* **EXERCISE INSTRUCTIONS**
Extract all lines that hold the string "labels".

* **DATA SUPPLIED**
#####

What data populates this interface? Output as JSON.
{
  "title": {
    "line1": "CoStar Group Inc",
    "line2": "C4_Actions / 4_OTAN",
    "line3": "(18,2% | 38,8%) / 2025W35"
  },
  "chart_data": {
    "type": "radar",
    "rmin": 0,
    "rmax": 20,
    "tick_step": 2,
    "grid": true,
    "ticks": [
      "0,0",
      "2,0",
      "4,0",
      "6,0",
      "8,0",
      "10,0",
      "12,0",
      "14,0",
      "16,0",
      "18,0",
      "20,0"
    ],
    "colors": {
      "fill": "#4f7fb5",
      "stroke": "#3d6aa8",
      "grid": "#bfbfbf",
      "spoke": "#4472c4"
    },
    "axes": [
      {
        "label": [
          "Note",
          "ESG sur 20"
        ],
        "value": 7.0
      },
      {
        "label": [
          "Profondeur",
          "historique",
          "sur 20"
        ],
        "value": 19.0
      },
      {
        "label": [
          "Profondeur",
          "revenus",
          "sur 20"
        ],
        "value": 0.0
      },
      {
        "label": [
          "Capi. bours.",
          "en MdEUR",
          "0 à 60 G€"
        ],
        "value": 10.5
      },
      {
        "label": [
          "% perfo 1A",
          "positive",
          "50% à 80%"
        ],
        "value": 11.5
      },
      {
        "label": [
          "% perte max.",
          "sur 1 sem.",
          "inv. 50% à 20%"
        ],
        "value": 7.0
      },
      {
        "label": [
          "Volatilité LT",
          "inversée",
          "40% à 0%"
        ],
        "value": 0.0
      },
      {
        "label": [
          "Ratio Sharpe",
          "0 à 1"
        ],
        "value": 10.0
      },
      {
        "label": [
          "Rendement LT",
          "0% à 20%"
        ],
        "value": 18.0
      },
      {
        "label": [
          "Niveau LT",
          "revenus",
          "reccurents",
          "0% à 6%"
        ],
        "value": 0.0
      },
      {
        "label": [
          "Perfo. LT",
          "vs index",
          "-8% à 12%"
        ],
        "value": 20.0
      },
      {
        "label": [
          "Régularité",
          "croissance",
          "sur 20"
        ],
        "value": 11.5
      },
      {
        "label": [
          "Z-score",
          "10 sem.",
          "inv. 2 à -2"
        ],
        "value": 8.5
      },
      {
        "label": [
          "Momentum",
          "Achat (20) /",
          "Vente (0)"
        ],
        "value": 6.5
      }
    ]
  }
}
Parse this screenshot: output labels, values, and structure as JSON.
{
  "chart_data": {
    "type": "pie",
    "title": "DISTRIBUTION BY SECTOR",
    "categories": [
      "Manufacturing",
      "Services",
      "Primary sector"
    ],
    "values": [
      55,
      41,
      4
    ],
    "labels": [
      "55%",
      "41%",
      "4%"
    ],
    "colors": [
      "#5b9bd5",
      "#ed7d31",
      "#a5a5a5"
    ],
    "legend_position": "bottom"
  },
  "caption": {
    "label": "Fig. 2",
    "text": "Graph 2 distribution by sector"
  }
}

#####

* **CORRECT RESPONSE**
Parse this screenshot: output labels, values, and structure as JSON.
    "labels": [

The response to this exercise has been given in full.